*SET TASK*.
Write out the whole listing, matching it exactly.

____________________

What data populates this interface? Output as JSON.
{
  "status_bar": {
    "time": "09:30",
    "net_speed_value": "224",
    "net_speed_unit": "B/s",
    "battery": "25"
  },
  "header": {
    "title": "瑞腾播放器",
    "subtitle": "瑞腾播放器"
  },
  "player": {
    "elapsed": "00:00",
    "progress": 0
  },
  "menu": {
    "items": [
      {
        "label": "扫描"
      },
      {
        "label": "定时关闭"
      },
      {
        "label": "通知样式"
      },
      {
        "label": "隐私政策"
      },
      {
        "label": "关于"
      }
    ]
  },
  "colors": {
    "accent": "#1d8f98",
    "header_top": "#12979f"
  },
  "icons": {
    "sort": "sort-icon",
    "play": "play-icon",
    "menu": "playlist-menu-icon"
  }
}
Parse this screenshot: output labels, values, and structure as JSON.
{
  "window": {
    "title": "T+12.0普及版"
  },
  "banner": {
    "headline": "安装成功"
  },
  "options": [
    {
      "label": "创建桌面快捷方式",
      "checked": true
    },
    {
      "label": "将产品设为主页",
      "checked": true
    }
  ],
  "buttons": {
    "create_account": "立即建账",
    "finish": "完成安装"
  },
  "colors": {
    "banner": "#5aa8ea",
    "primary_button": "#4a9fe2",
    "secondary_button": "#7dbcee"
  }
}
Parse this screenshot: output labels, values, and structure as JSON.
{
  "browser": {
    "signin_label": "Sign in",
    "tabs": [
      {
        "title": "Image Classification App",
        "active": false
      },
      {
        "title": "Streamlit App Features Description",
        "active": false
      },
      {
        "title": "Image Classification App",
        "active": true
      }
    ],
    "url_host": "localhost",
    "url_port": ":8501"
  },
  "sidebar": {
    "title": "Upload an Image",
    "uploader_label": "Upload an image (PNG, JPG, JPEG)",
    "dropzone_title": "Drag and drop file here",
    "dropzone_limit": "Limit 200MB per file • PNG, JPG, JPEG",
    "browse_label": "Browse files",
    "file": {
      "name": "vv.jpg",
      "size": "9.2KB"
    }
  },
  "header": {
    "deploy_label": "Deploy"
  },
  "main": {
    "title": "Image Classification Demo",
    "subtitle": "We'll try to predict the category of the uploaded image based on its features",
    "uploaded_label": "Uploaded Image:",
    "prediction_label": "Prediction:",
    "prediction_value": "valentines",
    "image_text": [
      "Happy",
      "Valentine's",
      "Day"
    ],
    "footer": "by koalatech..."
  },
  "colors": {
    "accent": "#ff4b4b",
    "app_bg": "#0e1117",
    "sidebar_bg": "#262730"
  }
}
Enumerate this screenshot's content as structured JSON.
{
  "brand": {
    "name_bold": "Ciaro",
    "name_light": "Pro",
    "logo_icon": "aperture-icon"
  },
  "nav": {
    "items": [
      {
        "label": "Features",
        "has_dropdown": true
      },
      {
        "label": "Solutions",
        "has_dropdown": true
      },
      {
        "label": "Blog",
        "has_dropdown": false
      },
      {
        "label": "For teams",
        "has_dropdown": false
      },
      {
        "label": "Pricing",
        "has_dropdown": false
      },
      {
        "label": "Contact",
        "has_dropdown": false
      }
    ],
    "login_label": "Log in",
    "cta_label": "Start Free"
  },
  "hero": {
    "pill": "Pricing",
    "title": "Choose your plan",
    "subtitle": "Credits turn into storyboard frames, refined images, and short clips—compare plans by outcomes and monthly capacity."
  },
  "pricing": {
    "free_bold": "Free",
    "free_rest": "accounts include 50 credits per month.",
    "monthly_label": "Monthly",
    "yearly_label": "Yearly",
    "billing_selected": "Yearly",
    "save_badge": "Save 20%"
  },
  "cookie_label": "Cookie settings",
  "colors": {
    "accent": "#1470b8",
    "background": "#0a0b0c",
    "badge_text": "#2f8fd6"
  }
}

____________________

*THE ANSWER*.
What data populates this interface? Output as JSON.
{
  "status_bar": {
    "time": "09:30",
    "net_speed_value": "224",
    "net_speed_unit": "B/s",
    "battery": "25"
  },
  "header": {
    "title": "瑞腾播放器",
    "subtitle": "瑞腾播放器"
  },
  "player": {
    "elapsed": "00:00",
    "progress": 0
  },
  "menu": {
    "items": [
      {
        "label": "扫描"
      },
      {
        "label": "定时关闭"
      },
      {
        "label": "通知样式"
      },
      {
        "label": "隐私政策"
      },
      {
        "label": "关于"
      }
    ]
  },
  "colors": {
    "accent": "#1d8f98",
    "header_top": "#12979f"
  },
  "icons": {
    "sort": "sort-icon",
    "play": "play-icon",
    "menu": "playlist-menu-icon"
  }
}
Parse this screenshot: output labels, values, and structure as JSON.
{
  "window": {
    "title": "T+12.0普及版"
  },
  "banner": {
    "headline": "安装成功"
  },
  "options": [
    {
      "label": "创建桌面快捷方式",
      "checked": true
    },
    {
      "label": "将产品设为主页",
      "checked": true
    }
  ],
  "buttons": {
    "create_account": "立即建账",
    "finish": "完成安装"
  },
  "colors": {
    "banner": "#5aa8ea",
    "primary_button": "#4a9fe2",
    "secondary_button": "#7dbcee"
  }
}
Parse this screenshot: output labels, values, and structure as JSON.
{
  "browser": {
    "signin_label": "Sign in",
    "tabs": [
      {
        "title": "Image Classification App",
        "active": false
      },
      {
        "title": "Streamlit App Features Description",
        "active": false
      },
      {
        "title": "Image Classification App",
        "active": true
      }
    ],
    "url_host": "localhost",
    "url_port": ":8501"
  },
  "sidebar": {
    "title": "Upload an Image",
    "uploader_label": "Upload an image (PNG, JPG, JPEG)",
    "dropzone_title": "Drag and drop file here",
    "dropzone_limit": "Limit 200MB per file • PNG, JPG, JPEG",
    "browse_label": "Browse files",
    "file": {
      "name": "vv.jpg",
      "size": "9.2KB"
    }
  },
  "header": {
    "deploy_label": "Deploy"
  },
  "main": {
    "title": "Image Classification Demo",
    "subtitle": "We'll try to predict the category of the uploaded image based on its features",
    "uploaded_label": "Uploaded Image:",
    "prediction_label": "Prediction:",
    "prediction_value": "valentines",
    "image_text": [
      "Happy",
      "Valentine's",
      "Day"
    ],
    "footer": "by koalatech..."
  },
  "colors": {
    "accent": "#ff4b4b",
    "app_bg": "#0e1117",
    "sidebar_bg": "#262730"
  }
}
Enumerate this screenshot's content as structured JSON.
{
  "brand": {
    "name_bold": "Ciaro",
    "name_light": "Pro",
    "logo_icon": "aperture-icon"
  },
  "nav": {
    "items": [
      {
        "label": "Features",
        "has_dropdown": true
      },
      {
        "label": "Solutions",
        "has_dropdown": true
      },
      {
        "label": "Blog",
        "has_dropdown": false
      },
      {
        "label": "For teams",
        "has_dropdown": false
      },
      {
        "label": "Pricing",
        "has_dropdown": false
      },
      {
        "label": "Contact",
        "has_dropdown": false
      }
    ],
    "login_label": "Log in",
    "cta_label": "Start Free"
  },
  "hero": {
    "pill": "Pricing",
    "title": "Choose your plan",
    "subtitle": "Credits turn into storyboard frames, refined images, and short clips—compare plans by outcomes and monthly capacity."
  },
  "pricing": {
    "free_bold": "Free",
    "free_rest": "accounts include 50 credits per month.",
    "monthly_label": "Monthly",
    "yearly_label": "Yearly",
    "billing_selected": "Yearly",
    "save_badge": "Save 20%"
  },
  "cookie_label": "Cookie settings",
  "colors": {
    "accent": "#1470b8",
    "background": "#0a0b0c",
    "badge_text": "#2f8fd6"
  }
}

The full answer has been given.